▶ [GIVEN EXERCISE] Will you transcribe all the entries word for word, skipping the pictures they hold?

▶ [ROWS]
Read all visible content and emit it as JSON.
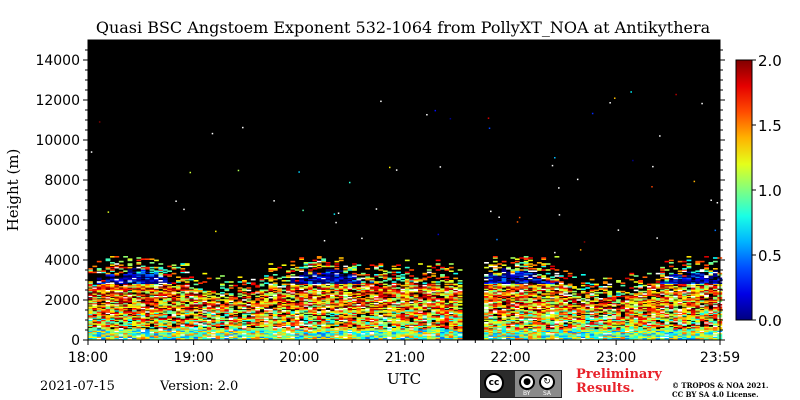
{
  "chart_data": {
    "type": "heatmap",
    "title": "Quasi BSC Angstoem Exponent 532-1064 from PollyXT_NOA at Antikythera",
    "xlabel": "UTC",
    "ylabel": "Height (m)",
    "x_ticks": [
      "18:00",
      "19:00",
      "20:00",
      "21:00",
      "22:00",
      "23:00",
      "23:59"
    ],
    "x_tick_minutes": [
      0,
      60,
      120,
      180,
      240,
      300,
      359
    ],
    "xlim_minutes": [
      0,
      359
    ],
    "y_ticks": [
      0,
      2000,
      4000,
      6000,
      8000,
      10000,
      12000,
      14000
    ],
    "ylim": [
      0,
      15000
    ],
    "colorbar": {
      "ticks": [
        "0.0",
        "0.5",
        "1.0",
        "1.5",
        "2.0"
      ],
      "tick_values": [
        0,
        0.5,
        1,
        1.5,
        2
      ],
      "range": [
        0,
        2
      ],
      "colormap": "jet"
    },
    "layers": [
      {
        "from_m": 0,
        "to_m": 500,
        "angstrom_exponent_approx": 1.0
      },
      {
        "from_m": 500,
        "to_m": 1500,
        "angstrom_exponent_approx": 1.3
      },
      {
        "from_m": 1500,
        "to_m": 2800,
        "angstrom_exponent_approx": 1.5
      }
    ],
    "no_data_gap_utc": [
      "21:33",
      "21:44"
    ],
    "background_color": "#000000",
    "grid": false
  },
  "footer": {
    "date": "2021-07-15",
    "version": "Version: 2.0",
    "preliminary": [
      "Preliminary",
      "Results."
    ],
    "license": [
      "© TROPOS & NOA 2021.",
      "CC BY SA 4.0 License."
    ],
    "cc_badge": {
      "cc": "cc",
      "by": "BY",
      "sa": "SA"
    }
  }
}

▶ [RESULT OF THIS TASK]
Read all visible content and emit it as JSON.
{
  "chart_data": {
    "type": "heatmap",
    "title": "Quasi BSC Angstoem Exponent 532-1064 from PollyXT_NOA at Antikythera",
    "xlabel": "UTC",
    "ylabel": "Height (m)",
    "x_ticks": [
      "18:00",
      "19:00",
      "20:00",
      "21:00",
      "22:00",
      "23:00",
      "23:59"
    ],
    "x_tick_minutes": [
      0,
      60,
      120,
      180,
      240,
      300,
      359
    ],
    "xlim_minutes": [
      0,
      359
    ],
    "y_ticks": [
      0,
      2000,
      4000,
      6000,
      8000,
      10000,
      12000,
      14000
    ],
    "ylim": [
      0,
      15000
    ],
    "colorbar": {
      "ticks": [
        "0.0",
        "0.5",
        "1.0",
        "1.5",
        "2.0"
      ],
      "tick_values": [
        0,
        0.5,
        1,
        1.5,
        2
      ],
      "range": [
        0,
        2
      ],
      "colormap": "jet"
    },
    "layers": [
      {
        "from_m": 0,
        "to_m": 500,
        "angstrom_exponent_approx": 1.0
      },
      {
        "from_m": 500,
        "to_m": 1500,
        "angstrom_exponent_approx": 1.3
      },
      {
        "from_m": 1500,
        "to_m": 2800,
        "angstrom_exponent_approx": 1.5
      }
    ],
    "no_data_gap_utc": [
      "21:33",
      "21:44"
    ],
    "background_color": "#000000",
    "grid": false
  },
  "footer": {
    "date": "2021-07-15",
    "version": "Version: 2.0",
    "preliminary": [
      "Preliminary",
      "Results."
    ],
    "license": [
      "© TROPOS & NOA 2021.",
      "CC BY SA 4.0 License."
    ],
    "cc_badge": {
      "cc": "cc",
      "by": "BY",
      "sa": "SA"
    }
  }
}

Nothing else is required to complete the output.